It’s sad to acknowledge but Vincennes has changed more in the last 20 years than in all the years between 1900 and 1981. Like most small towns across America, the Wal-Mart has replaced Main Street, the high school is no longer downtown, and new chain restaurants squeeze all but a few local independents out of business. While change is inevitable, Chrissie Hynde of The Pretenders did provide us with a vision of things to come in her early 80’s song “My City Was Gone”.
I went back to Ohio
But my city was gone
There was no train station
There was no downtown
South Howard had disappeared
All my favorite places
My city had been pulled down
Reduced to parking meters
A, O, Way to go, Ohio
While many of the stores, restaurants and buildings of our youth have disappeared, our memories of them remain.

Do you remember

The older gentlemen who played poker every day at lunch on the round card tables at the Billiard Room on Main Street? Not to mention the LP record-sized tenderloins and the pool tables upstairs? Today, if you stop in the “Other Place” in Westport you can enjoy a tenderloin sandwich on those same red tables.
When the Record Cellar was still ‘underground’ on Second Street, and ETC. upstairs was the place to buy the new polyester shirts and leisure suits made famous by John Travolta and Leif Garrett?
When restaurants were ‘local’ and the nearest McDonalds was in Princeton? Remember calling in your dinner order by phone at King’s Food Host located across the street from the Stoplight Restaurant? Ordering a mouthwatering “Topper” or “Big Chef” at Top Boy and Burger Chef? Having “Fish on Friday” at the Harmony Society? Enjoying the Norman Rockwell charm of Charlie’s Café, and a “Barnburger” from Burger Barn? Don’t forget picking up your birthday cake at Cake Creation?
When Byron Bobe’s Pizza House was located in a former grocery store on 10th & Main across from Smith’s Drug Store and Soda Fountain – home of the “cherry coke”, and Italian Village was on Second Street a few blocks south of Jim’s Hot Fish – ever wonder why their fish sandwiches tasted better than homemade? They fried them in lard.
When a former gravel pit reopened as “Sun & Sand” across the river on Hwy 50 near Lawrenceville? When Rainbow Beach was still round, and had sand and an island in the middle? And over on Washington Avenue, when George’s Handymart kept all the practicing YMCA football teams in Gregg Park loaded up on candy and frozen pop?

## [Material]
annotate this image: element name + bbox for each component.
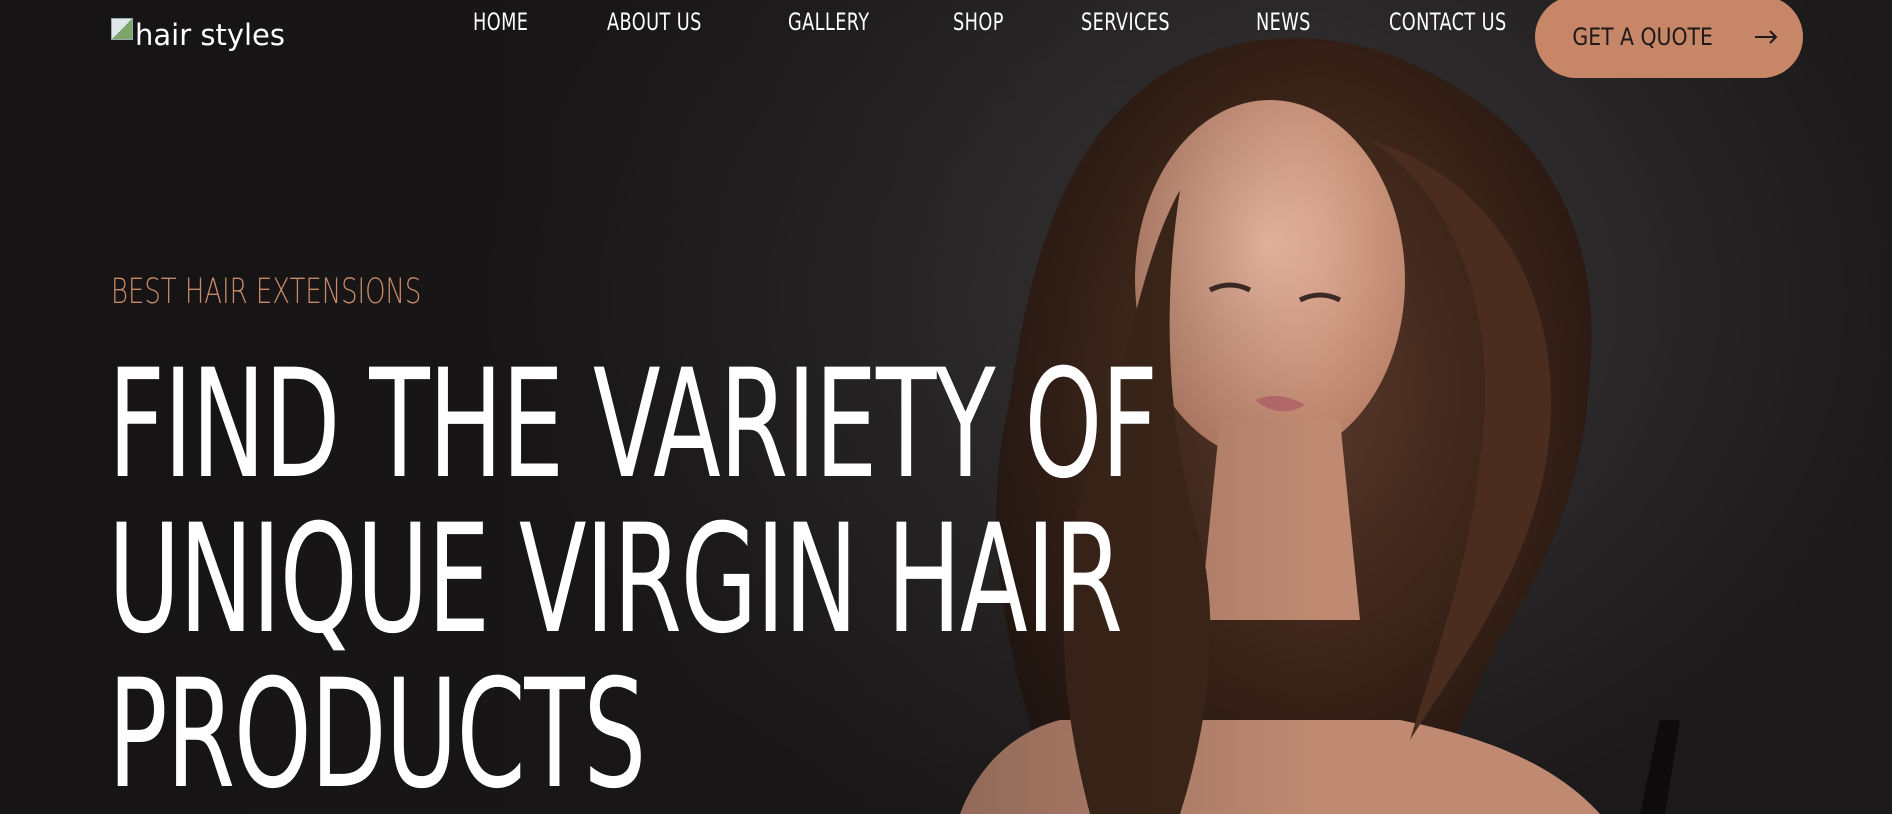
hero-tagline: BEST HAIR EXTENSIONS: [111, 272, 422, 312]
logo[interactable]: hair styles: [111, 18, 285, 52]
nav-item-services[interactable]: SERVICES: [1081, 8, 1170, 36]
hero-headline: FIND THE VARIETY OF UNIQUE VIRGIN HAIR P…: [108, 338, 1158, 814]
get-a-quote-button[interactable]: GET A QUOTE: [1535, 0, 1803, 78]
nav-item-gallery[interactable]: GALLERY: [788, 8, 869, 36]
nav-item-contact-us[interactable]: CONTACT US: [1389, 8, 1507, 36]
nav-item-home[interactable]: HOME: [473, 8, 528, 36]
nav-item-about-us[interactable]: ABOUT US: [607, 8, 702, 36]
headline-line-1: FIND THE VARIETY OF: [108, 338, 1158, 512]
nav-item-news[interactable]: NEWS: [1256, 8, 1311, 36]
arrow-right-icon: [1754, 30, 1778, 44]
get-a-quote-label: GET A QUOTE: [1572, 23, 1714, 51]
headline-line-2: UNIQUE VIRGIN HAIR: [108, 493, 1123, 667]
logo-alt-text: hair styles: [135, 18, 285, 52]
hero-section: hair styles HOME ABOUT US GALLERY SHOP S…: [0, 0, 1892, 814]
main-nav: HOME ABOUT US GALLERY SHOP SERVICES NEWS…: [440, 8, 1565, 36]
broken-image-icon: [111, 18, 133, 40]
headline-line-3: PRODUCTS: [108, 648, 646, 814]
nav-item-shop[interactable]: SHOP: [953, 8, 1004, 36]
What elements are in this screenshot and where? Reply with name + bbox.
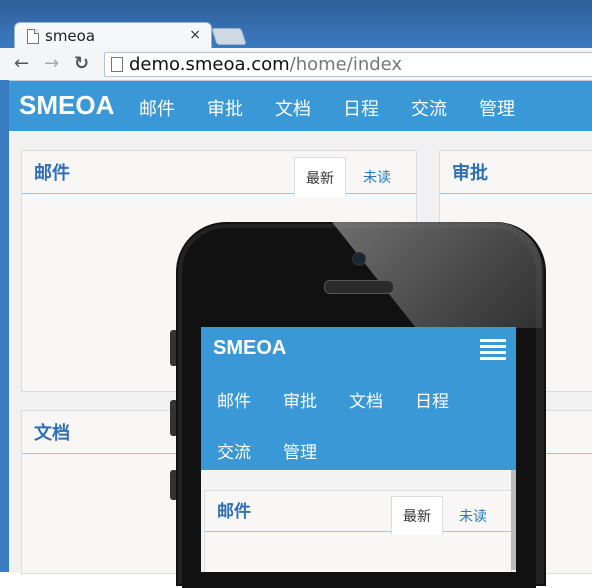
speaker-grille	[324, 280, 394, 294]
nav-item-admin[interactable]: 管理	[479, 95, 515, 121]
nav-item-schedule[interactable]: 日程	[343, 95, 379, 121]
back-arrow-icon[interactable]: ←	[14, 54, 29, 74]
address-bar[interactable]: demo.smeoa.com/home/index	[104, 52, 592, 77]
nav-item-communication[interactable]: 交流	[411, 95, 447, 121]
mobile-nav-item-schedule[interactable]: 日程	[415, 387, 449, 412]
mobile-brand[interactable]: SMEOA	[213, 337, 286, 360]
new-tab-button[interactable]	[211, 28, 247, 45]
panel-title: 审批	[452, 163, 488, 184]
mobile-header: SMEOA 邮件 审批 文档 日程 交流 管理	[201, 327, 516, 470]
mobile-mail-panel: 邮件 最新 未读	[204, 490, 512, 572]
nav-item-approval[interactable]: 审批	[207, 95, 243, 121]
tab-unread[interactable]: 未读	[363, 167, 391, 187]
nav-item-mail[interactable]: 邮件	[139, 95, 175, 121]
brand-logo[interactable]: SMEOA	[19, 90, 114, 121]
panel-title: 邮件	[34, 163, 70, 184]
panel-title: 文档	[34, 423, 70, 444]
divider	[205, 531, 511, 532]
mobile-nav-item-approval[interactable]: 审批	[283, 387, 317, 412]
panel-title: 邮件	[217, 502, 251, 522]
main-nav: 邮件 审批 文档 日程 交流 管理	[139, 95, 515, 121]
tab-latest[interactable]: 最新	[391, 496, 443, 535]
divider	[22, 193, 416, 194]
camera-icon	[352, 252, 366, 266]
page-info-icon	[111, 57, 123, 72]
browser-tab[interactable]: smeoa ×	[14, 22, 212, 49]
browser-toolbar: ← → ↻ demo.smeoa.com/home/index	[0, 48, 592, 81]
mobile-screen: SMEOA 邮件 审批 文档 日程 交流 管理 邮件 最新 未读	[201, 327, 516, 572]
address-url: demo.smeoa.com/home/index	[129, 54, 403, 75]
close-tab-icon[interactable]: ×	[189, 27, 201, 43]
window-frame	[0, 80, 9, 572]
site-header: SMEOA 邮件 审批 文档 日程 交流 管理	[9, 81, 592, 131]
mobile-nav-item-admin[interactable]: 管理	[283, 438, 317, 463]
page-icon	[27, 29, 39, 44]
scrollbar[interactable]	[511, 470, 516, 570]
forward-arrow-icon[interactable]: →	[44, 54, 59, 74]
nav-item-docs[interactable]: 文档	[275, 95, 311, 121]
list-icon[interactable]	[480, 339, 506, 360]
mobile-nav-item-docs[interactable]: 文档	[349, 387, 383, 412]
mobile-nav: 邮件 审批 文档 日程 交流 管理	[217, 387, 507, 463]
reload-icon[interactable]: ↻	[74, 54, 89, 74]
mobile-nav-item-mail[interactable]: 邮件	[217, 387, 251, 412]
divider	[440, 193, 592, 194]
tab-unread[interactable]: 未读	[459, 506, 487, 526]
mobile-nav-item-communication[interactable]: 交流	[217, 438, 251, 463]
tab-latest[interactable]: 最新	[294, 157, 346, 197]
tab-title: smeoa	[45, 27, 96, 45]
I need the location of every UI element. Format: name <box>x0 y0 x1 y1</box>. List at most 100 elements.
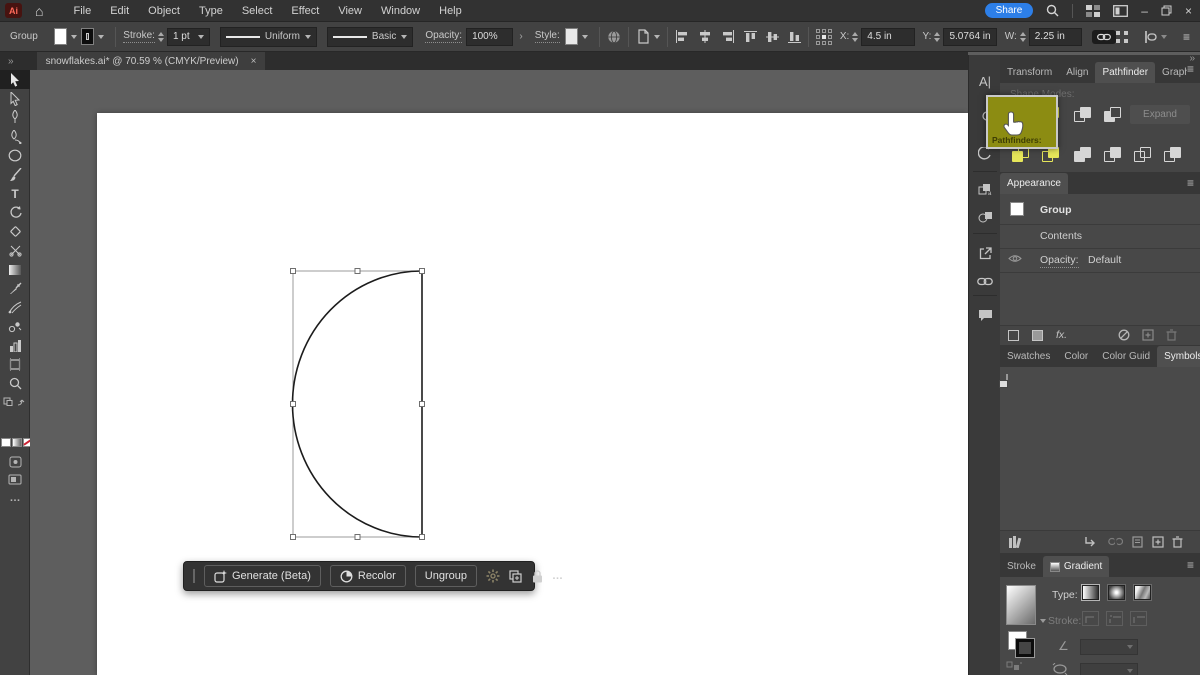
tab-color[interactable]: Color <box>1057 346 1095 367</box>
task-bar-drag-handle[interactable] <box>193 569 195 583</box>
recolor-button[interactable]: Recolor <box>330 565 406 587</box>
appearance-opacity-label[interactable]: Opacity: <box>1040 254 1079 268</box>
symbol-libraries-icon[interactable] <box>1008 536 1022 548</box>
document-setup-button[interactable] <box>636 29 660 44</box>
blend-tool[interactable] <box>0 298 30 317</box>
appearance-opacity-value[interactable]: Default <box>1088 254 1121 266</box>
gradient-aspect-select[interactable] <box>1080 663 1138 675</box>
gradient-fill-stroke-indicator[interactable] <box>1008 631 1034 657</box>
screen-mode-icon[interactable] <box>0 470 30 489</box>
arrange-documents-icon[interactable] <box>1113 5 1128 17</box>
w-field[interactable]: 2.25 in <box>1029 28 1082 46</box>
stroke-along-button[interactable] <box>1106 611 1123 626</box>
add-stroke-icon[interactable] <box>1008 330 1019 341</box>
stroke-chevron-icon[interactable] <box>98 35 104 39</box>
lock-icon[interactable] <box>532 570 543 583</box>
new-symbol-icon[interactable] <box>1152 536 1164 548</box>
place-symbol-icon[interactable] <box>1084 536 1096 548</box>
gradient-menu-icon[interactable]: ≡ <box>1187 558 1194 572</box>
menu-help[interactable]: Help <box>439 5 462 17</box>
menu-select[interactable]: Select <box>242 5 273 17</box>
menu-object[interactable]: Object <box>148 5 180 17</box>
style-swatch[interactable] <box>565 28 578 45</box>
opacity-label[interactable]: Opacity: <box>425 30 462 43</box>
stroke-swatch[interactable] <box>81 28 94 45</box>
stroke-weight-label[interactable]: Stroke: <box>123 30 155 43</box>
tab-align[interactable]: Align <box>1059 62 1095 83</box>
style-chevron-icon[interactable] <box>582 35 588 39</box>
eyedropper-tool[interactable] <box>0 279 30 298</box>
symbol-options-icon[interactable] <box>1132 536 1143 548</box>
menu-view[interactable]: View <box>338 5 362 17</box>
generate-button[interactable]: Generate (Beta) <box>204 565 321 587</box>
visibility-eye-icon[interactable] <box>1008 254 1022 263</box>
tab-symbols[interactable]: Symbols <box>1157 346 1200 367</box>
x-stepper[interactable] <box>852 32 858 42</box>
properties-panel-icon[interactable]: ≡ <box>1183 30 1190 44</box>
duplicate-icon[interactable] <box>509 570 523 583</box>
ungroup-button[interactable]: Ungroup <box>415 565 477 587</box>
align-h-center-icon[interactable] <box>698 30 712 43</box>
constrain-proportions-icon[interactable] <box>1092 30 1116 44</box>
more-options-icon[interactable]: … <box>552 570 564 582</box>
selected-shape[interactable] <box>283 262 433 547</box>
freeform-gradient-button[interactable] <box>1134 585 1151 600</box>
align-right-icon[interactable] <box>721 30 735 43</box>
expand-button[interactable]: Expand <box>1130 105 1190 124</box>
tab-gradient[interactable]: Gradient <box>1043 556 1109 577</box>
gradient-button[interactable] <box>12 438 22 447</box>
delete-item-icon[interactable] <box>1166 329 1177 341</box>
align-v-center-icon[interactable] <box>766 30 779 44</box>
brush-select[interactable]: Basic <box>327 27 413 47</box>
pen-tool[interactable] <box>0 108 30 127</box>
gradient-swatch[interactable] <box>1006 585 1036 625</box>
menu-file[interactable]: File <box>73 5 91 17</box>
reverse-gradient-icon[interactable] <box>1006 661 1022 671</box>
canvas[interactable]: Generate (Beta) Recolor Ungroup … <box>30 70 968 675</box>
shape-builder-panel-icon[interactable]: a <box>969 177 1001 201</box>
character-panel-icon[interactable]: A| <box>969 69 1001 93</box>
align-left-icon[interactable] <box>675 30 689 43</box>
curvature-tool[interactable] <box>0 127 30 146</box>
symbol-sprayer-tool[interactable] <box>0 317 30 336</box>
y-stepper[interactable] <box>934 32 940 42</box>
search-icon[interactable] <box>1046 4 1059 17</box>
appearance-contents-row[interactable]: Contents <box>1040 230 1082 242</box>
symbol-thumbnail[interactable] <box>1006 374 1008 388</box>
draw-mode-icon[interactable] <box>0 452 30 471</box>
style-label[interactable]: Style: <box>535 30 560 43</box>
graph-tool[interactable] <box>0 336 30 355</box>
panel-menu-icon[interactable]: ≡ <box>1187 62 1194 76</box>
transform-options-icon[interactable] <box>1116 31 1128 43</box>
menu-edit[interactable]: Edit <box>110 5 129 17</box>
restore-button[interactable] <box>1161 5 1172 16</box>
artboard-tool[interactable] <box>0 355 30 374</box>
align-top-icon[interactable] <box>744 30 757 44</box>
tab-graphic-styles[interactable]: Graphic S <box>1155 62 1187 83</box>
publish-globe-icon[interactable] <box>607 30 621 44</box>
swap-colors-icon[interactable] <box>3 397 25 407</box>
close-window-button[interactable]: × <box>1185 4 1192 18</box>
appearance-menu-icon[interactable]: ≡ <box>1187 176 1194 190</box>
comments-panel-icon[interactable] <box>969 303 1001 327</box>
reference-point-locator[interactable] <box>816 29 832 45</box>
gradient-tool[interactable] <box>0 260 30 279</box>
duplicate-item-icon[interactable] <box>1142 329 1154 341</box>
direct-selection-tool[interactable] <box>0 89 30 108</box>
tab-appearance[interactable]: Appearance <box>1000 173 1068 194</box>
w-stepper[interactable] <box>1020 32 1026 42</box>
menu-window[interactable]: Window <box>381 5 420 17</box>
zoom-tool[interactable] <box>0 374 30 393</box>
workspace-switcher-icon[interactable] <box>1086 5 1100 17</box>
gradient-swatch-chevron-icon[interactable] <box>1040 619 1046 623</box>
opacity-field[interactable]: 100% <box>466 28 513 46</box>
dock-collapse-icon[interactable]: » <box>1189 53 1196 64</box>
share-button[interactable]: Share <box>985 3 1034 18</box>
linear-gradient-button[interactable] <box>1082 585 1099 600</box>
color-button[interactable] <box>1 438 11 447</box>
stroke-within-button[interactable] <box>1082 611 1099 626</box>
align-bottom-icon[interactable] <box>788 30 801 44</box>
stroke-weight-stepper[interactable] <box>158 32 164 42</box>
radial-gradient-button[interactable] <box>1108 585 1125 600</box>
fill-swatch[interactable] <box>54 28 67 45</box>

## [The tasks]
(1) Answer these questions using the text about Vincennes:
(a) In what town was the nearest McDonald's?
(b) Where can you now eat a tenderloin sandwich on the red tables from the Billiard Room?
(c) What did Jim's Hot Fish fry their fish sandwiches in?
(2) Resume the text about Vincennes right after its final sentence, adding more recollections in the same style.
The material placed after the text about Vincennes comes from a separate source.

## [Answers given]
(1)
(a) Princeton
(b) The "Other Place" in Westport
(c) Lard

(2)
When your only ‘under-age’ entertainment options were three movie screens, a drive-in, a rusty go-kart track, pinball and video games, shopping at the Plaza, playing Euchre, cruising endlessly up and down 6th Street with a right turn on Main, and of course cow tipping and snipe hunting?
When the New Moon Theatre was one large auditorium that had not been remodeled since the 1940’s and, before each movie, showed a trailer encouraging families to attend the church of their choice – just as little Jimmy was lifted up to the curb by his parents at the last frame? When WTTV’s ghoulish Sammy Terry presented an “Afternoon of Horror” on stage using a real guillotine?
When the first youth soccer game/season was played in Vincennes on the football field next to the YMCA (then under construction) in the spring of 1975 – the result of constant requests by members of the future Class of ’81 for the “Y” management to give local kids an opportunity to play “Pele’s Game”?
Watching those dorky old 16mm b/w science films in school that were “presented by” The Brown Shoe factory of Vincennes – a building that fell to ruin along with the Blackford Glass factory for many years?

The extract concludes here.